(Records about charts and figures)
>> BEGIN
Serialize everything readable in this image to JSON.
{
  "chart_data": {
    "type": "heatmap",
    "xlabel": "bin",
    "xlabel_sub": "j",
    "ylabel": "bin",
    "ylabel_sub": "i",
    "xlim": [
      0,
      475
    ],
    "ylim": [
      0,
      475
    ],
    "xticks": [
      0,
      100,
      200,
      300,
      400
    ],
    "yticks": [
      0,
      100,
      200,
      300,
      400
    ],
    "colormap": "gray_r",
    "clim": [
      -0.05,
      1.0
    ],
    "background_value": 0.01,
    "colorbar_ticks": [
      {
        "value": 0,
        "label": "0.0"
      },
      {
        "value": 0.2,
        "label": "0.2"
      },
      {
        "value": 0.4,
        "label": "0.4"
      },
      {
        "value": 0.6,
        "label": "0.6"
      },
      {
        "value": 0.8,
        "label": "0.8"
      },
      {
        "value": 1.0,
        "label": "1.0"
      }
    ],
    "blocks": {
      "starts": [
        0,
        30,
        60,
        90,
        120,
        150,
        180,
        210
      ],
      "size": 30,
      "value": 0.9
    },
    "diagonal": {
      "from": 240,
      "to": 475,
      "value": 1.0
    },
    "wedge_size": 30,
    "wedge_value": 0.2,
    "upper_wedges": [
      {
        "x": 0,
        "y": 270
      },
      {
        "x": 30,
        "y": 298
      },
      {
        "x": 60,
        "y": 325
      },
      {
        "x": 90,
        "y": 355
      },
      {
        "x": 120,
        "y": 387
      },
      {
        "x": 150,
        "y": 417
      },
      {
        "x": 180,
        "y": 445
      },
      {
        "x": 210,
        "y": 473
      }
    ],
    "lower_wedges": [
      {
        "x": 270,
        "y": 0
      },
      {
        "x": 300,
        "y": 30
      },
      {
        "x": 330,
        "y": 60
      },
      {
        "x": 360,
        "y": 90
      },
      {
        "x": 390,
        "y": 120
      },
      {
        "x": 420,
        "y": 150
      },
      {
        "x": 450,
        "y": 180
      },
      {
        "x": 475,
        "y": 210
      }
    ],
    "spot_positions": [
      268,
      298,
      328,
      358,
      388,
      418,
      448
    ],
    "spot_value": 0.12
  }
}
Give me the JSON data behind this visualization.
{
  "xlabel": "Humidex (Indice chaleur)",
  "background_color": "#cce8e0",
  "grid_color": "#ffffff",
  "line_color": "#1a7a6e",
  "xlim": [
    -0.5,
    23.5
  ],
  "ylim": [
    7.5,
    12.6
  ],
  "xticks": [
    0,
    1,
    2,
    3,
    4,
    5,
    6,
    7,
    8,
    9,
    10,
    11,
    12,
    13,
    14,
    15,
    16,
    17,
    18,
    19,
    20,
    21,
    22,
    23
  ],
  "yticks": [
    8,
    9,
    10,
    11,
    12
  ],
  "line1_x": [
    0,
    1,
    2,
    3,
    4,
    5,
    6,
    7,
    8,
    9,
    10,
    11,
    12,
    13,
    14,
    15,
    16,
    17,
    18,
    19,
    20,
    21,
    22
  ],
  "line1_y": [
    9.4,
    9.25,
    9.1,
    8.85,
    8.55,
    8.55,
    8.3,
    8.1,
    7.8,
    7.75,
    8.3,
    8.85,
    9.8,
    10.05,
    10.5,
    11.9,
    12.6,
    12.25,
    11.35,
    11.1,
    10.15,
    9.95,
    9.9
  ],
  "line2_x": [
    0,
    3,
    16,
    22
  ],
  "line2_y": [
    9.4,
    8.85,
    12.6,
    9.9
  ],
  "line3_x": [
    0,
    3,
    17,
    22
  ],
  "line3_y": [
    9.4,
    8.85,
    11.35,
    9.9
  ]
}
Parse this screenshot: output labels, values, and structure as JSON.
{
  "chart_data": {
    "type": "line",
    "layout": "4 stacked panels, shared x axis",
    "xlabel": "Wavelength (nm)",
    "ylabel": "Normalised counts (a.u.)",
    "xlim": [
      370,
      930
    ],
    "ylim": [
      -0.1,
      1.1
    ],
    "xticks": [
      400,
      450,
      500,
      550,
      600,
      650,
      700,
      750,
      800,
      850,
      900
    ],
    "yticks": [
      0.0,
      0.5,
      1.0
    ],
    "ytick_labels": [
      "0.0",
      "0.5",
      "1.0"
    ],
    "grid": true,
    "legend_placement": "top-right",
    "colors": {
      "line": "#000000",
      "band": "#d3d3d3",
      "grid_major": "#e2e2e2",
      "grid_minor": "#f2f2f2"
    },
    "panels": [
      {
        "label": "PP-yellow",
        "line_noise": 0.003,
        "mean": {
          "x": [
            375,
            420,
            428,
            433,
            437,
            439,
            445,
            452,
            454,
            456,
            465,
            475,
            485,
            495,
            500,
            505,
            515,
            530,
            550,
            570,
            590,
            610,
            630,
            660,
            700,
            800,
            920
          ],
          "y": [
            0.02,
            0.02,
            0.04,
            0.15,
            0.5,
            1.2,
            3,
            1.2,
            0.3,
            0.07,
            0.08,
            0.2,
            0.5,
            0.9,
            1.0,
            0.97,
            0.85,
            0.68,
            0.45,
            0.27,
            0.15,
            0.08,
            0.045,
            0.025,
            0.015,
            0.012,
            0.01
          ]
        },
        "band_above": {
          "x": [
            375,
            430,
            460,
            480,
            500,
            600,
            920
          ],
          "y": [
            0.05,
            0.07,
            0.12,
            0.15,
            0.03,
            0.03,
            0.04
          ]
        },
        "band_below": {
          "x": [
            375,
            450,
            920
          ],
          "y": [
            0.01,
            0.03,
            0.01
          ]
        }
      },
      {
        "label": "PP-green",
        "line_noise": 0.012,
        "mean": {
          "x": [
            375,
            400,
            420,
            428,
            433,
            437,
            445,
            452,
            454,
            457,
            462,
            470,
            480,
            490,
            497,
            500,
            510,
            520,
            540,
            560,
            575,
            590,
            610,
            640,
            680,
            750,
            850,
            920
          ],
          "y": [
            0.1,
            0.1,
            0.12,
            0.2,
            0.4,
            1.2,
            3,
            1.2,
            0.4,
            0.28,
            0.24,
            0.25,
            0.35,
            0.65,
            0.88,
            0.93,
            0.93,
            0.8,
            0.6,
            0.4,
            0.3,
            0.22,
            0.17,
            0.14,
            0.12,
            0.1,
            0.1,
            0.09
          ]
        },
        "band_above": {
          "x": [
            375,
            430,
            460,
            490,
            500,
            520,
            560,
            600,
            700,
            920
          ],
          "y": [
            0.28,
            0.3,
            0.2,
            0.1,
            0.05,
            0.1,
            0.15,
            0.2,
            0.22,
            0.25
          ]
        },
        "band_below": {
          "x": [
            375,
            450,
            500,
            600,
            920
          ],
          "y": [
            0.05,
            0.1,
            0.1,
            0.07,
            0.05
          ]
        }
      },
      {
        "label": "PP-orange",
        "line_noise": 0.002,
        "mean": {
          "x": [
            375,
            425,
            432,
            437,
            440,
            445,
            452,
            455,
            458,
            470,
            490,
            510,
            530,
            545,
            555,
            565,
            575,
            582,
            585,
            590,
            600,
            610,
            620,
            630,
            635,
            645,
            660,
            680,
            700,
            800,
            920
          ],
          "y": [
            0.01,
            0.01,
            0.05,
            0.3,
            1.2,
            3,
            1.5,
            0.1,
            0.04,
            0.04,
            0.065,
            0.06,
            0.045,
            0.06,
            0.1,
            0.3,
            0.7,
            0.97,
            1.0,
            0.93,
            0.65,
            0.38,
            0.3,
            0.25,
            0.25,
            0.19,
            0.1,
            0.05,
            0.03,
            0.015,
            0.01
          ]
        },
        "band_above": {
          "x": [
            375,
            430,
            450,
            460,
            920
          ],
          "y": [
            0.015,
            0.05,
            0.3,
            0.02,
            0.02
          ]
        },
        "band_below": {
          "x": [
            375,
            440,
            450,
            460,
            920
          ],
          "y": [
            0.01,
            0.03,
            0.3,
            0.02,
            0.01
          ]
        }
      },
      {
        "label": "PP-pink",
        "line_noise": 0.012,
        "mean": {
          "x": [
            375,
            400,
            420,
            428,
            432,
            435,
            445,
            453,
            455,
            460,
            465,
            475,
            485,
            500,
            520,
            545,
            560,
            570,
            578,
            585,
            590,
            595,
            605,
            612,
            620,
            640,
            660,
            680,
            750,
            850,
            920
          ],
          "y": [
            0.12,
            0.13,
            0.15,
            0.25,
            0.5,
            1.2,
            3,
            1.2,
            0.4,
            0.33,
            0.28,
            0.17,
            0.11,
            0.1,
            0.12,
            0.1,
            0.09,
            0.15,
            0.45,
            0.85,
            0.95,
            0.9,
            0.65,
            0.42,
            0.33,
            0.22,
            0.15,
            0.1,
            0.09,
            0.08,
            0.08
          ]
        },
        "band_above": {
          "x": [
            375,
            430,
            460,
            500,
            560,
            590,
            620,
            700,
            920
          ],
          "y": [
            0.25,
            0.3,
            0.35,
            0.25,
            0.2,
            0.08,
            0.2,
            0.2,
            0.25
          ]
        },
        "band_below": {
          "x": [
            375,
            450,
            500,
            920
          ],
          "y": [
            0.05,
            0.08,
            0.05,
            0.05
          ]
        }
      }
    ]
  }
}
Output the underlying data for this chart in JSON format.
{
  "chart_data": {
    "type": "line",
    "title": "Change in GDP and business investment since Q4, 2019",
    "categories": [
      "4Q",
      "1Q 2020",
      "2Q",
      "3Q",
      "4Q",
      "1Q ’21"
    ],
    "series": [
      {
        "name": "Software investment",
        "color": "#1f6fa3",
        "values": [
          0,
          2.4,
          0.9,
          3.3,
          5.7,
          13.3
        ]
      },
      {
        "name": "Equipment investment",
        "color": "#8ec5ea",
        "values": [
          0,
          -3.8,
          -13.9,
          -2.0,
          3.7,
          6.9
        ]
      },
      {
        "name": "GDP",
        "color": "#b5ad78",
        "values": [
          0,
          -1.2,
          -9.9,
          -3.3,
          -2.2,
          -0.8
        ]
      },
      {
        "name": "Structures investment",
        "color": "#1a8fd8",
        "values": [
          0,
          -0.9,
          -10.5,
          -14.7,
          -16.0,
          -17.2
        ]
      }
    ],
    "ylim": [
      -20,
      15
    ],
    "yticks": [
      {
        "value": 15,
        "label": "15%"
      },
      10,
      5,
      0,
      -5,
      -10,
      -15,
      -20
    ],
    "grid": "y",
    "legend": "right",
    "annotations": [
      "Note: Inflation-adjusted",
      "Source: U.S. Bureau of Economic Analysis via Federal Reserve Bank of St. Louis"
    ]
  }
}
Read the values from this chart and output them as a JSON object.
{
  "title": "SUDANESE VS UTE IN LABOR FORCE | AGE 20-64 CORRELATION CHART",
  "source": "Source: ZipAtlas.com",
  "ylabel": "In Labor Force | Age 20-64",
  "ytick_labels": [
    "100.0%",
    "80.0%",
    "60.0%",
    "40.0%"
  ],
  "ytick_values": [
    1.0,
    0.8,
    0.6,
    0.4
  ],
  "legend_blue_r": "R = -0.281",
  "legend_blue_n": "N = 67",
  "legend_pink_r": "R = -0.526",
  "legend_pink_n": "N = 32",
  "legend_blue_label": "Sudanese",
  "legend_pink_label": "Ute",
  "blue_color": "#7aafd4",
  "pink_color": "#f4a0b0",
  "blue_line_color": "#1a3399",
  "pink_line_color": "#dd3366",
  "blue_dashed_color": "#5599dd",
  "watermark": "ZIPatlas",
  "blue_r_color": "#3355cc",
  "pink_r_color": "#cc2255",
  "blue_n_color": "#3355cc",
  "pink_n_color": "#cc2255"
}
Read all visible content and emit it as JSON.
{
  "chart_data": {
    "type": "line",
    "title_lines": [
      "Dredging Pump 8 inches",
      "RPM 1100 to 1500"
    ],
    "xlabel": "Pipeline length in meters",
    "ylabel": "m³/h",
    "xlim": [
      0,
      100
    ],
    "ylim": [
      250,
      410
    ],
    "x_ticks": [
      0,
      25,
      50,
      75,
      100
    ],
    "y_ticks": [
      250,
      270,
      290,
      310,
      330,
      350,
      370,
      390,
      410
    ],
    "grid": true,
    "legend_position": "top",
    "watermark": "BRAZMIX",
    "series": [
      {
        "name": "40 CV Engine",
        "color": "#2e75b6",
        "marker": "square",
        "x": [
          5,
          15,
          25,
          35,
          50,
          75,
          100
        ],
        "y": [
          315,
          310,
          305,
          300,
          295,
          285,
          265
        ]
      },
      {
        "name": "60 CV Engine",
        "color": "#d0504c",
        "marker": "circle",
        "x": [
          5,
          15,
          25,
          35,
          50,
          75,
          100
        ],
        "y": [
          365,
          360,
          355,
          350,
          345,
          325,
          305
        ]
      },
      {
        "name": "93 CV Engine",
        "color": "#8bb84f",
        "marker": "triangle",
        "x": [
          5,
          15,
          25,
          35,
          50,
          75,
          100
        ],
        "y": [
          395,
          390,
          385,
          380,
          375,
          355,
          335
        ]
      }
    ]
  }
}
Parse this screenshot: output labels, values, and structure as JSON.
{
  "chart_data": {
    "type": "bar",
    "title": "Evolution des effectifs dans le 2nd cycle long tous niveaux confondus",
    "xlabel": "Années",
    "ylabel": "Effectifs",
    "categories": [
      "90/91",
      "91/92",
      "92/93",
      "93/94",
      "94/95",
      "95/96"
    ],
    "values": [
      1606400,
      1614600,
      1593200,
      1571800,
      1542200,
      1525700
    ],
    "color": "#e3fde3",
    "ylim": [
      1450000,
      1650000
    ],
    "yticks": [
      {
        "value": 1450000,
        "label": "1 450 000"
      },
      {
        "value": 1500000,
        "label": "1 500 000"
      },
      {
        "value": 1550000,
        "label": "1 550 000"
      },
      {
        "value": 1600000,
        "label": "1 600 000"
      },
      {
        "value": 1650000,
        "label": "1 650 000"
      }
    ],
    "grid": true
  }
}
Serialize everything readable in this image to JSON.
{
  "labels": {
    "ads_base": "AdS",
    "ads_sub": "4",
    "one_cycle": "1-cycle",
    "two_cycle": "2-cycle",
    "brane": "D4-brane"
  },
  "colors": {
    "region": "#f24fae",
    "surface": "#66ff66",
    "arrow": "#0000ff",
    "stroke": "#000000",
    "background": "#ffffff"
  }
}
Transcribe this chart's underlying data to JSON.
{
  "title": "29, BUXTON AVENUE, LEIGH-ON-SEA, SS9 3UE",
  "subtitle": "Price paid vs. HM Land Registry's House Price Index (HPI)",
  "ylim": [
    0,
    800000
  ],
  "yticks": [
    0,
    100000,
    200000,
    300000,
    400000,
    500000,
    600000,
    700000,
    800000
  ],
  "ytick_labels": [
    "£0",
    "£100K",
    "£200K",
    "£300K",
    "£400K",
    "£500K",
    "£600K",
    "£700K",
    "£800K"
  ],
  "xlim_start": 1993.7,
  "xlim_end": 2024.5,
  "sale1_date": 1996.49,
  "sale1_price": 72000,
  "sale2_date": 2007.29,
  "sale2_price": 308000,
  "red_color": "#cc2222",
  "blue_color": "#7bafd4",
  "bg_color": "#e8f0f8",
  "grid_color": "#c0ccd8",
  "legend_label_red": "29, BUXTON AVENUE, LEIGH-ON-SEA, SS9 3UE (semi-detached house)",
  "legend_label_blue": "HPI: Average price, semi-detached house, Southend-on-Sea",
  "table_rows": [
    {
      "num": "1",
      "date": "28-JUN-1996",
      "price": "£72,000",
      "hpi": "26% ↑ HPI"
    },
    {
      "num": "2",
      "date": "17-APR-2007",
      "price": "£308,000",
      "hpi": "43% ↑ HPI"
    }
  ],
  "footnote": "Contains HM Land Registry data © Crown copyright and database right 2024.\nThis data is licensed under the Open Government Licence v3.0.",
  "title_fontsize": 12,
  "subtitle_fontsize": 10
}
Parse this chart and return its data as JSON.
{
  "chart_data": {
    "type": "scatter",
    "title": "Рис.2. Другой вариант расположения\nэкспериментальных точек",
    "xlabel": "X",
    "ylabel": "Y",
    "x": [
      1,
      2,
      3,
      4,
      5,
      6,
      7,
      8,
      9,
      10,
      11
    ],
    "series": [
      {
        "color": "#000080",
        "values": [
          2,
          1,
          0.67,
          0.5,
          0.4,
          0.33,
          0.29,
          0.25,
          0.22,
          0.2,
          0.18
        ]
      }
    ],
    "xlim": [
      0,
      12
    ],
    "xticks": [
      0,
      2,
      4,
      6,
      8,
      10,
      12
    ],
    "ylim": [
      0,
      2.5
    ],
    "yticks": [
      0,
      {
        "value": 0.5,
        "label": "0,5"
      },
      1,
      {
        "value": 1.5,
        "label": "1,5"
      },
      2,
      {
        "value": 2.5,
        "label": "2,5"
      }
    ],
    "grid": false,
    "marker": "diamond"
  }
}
>> END
Written task :: Take the lines above from the one holding "Parse this chart and return its data as JSON." to the last and output them exactly.

Result ::
Parse this chart and return its data as JSON.
{
  "chart_data": {
    "type": "scatter",
    "title": "Рис.2. Другой вариант расположения\nэкспериментальных точек",
    "xlabel": "X",
    "ylabel": "Y",
    "x": [
      1,
      2,
      3,
      4,
      5,
      6,
      7,
      8,
      9,
      10,
      11
    ],
    "series": [
      {
        "color": "#000080",
        "values": [
          2,
          1,
          0.67,
          0.5,
          0.4,
          0.33,
          0.29,
          0.25,
          0.22,
          0.2,
          0.18
        ]
      }
    ],
    "xlim": [
      0,
      12
    ],
    "xticks": [
      0,
      2,
      4,
      6,
      8,
      10,
      12
    ],
    "ylim": [
      0,
      2.5
    ],
    "yticks": [
      0,
      {
        "value": 0.5,
        "label": "0,5"
      },
      1,
      {
        "value": 1.5,
        "label": "1,5"
      },
      2,
      {
        "value": 2.5,
        "label": "2,5"
      }
    ],
    "grid": false,
    "marker": "diamond"
  }
}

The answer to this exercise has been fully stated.